Task objective – Return only the number of lines holding the word "text".

==================================================

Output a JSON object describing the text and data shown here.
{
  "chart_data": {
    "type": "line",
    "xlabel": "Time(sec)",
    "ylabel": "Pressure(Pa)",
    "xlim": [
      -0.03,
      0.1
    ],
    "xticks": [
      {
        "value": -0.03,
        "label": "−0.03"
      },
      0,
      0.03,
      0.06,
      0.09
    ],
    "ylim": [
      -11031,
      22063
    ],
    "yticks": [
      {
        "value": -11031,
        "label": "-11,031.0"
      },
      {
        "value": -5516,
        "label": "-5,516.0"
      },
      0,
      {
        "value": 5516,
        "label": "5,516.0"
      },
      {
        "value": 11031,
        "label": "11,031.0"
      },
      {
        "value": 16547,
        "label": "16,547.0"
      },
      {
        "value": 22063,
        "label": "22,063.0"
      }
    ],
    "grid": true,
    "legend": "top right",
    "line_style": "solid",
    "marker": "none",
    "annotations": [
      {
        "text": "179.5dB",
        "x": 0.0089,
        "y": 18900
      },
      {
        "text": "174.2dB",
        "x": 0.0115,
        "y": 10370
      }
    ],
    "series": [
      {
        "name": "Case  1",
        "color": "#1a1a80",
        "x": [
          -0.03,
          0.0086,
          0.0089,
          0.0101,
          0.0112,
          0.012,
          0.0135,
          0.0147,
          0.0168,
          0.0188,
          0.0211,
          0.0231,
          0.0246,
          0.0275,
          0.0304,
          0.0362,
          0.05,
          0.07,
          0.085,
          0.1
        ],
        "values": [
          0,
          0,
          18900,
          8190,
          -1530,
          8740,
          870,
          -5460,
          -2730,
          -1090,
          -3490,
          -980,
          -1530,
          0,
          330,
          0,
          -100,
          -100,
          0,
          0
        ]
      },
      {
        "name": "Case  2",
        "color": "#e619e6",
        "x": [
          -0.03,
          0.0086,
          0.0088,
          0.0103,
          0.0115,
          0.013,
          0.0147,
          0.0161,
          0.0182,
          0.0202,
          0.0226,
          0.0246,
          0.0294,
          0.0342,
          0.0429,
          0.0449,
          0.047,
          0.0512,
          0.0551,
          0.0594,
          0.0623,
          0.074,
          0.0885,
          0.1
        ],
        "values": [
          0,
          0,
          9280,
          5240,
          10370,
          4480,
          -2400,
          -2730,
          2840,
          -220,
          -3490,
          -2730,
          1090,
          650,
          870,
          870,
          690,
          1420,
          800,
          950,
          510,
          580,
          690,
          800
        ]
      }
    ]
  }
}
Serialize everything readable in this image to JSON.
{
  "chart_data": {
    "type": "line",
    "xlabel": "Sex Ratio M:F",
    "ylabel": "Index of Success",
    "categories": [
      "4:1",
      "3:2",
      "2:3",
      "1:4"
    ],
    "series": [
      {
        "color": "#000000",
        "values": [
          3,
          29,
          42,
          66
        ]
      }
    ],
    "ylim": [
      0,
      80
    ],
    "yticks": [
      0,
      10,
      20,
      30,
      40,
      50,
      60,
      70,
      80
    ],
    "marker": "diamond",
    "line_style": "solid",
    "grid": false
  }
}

==================================================

Solution to the problem – 3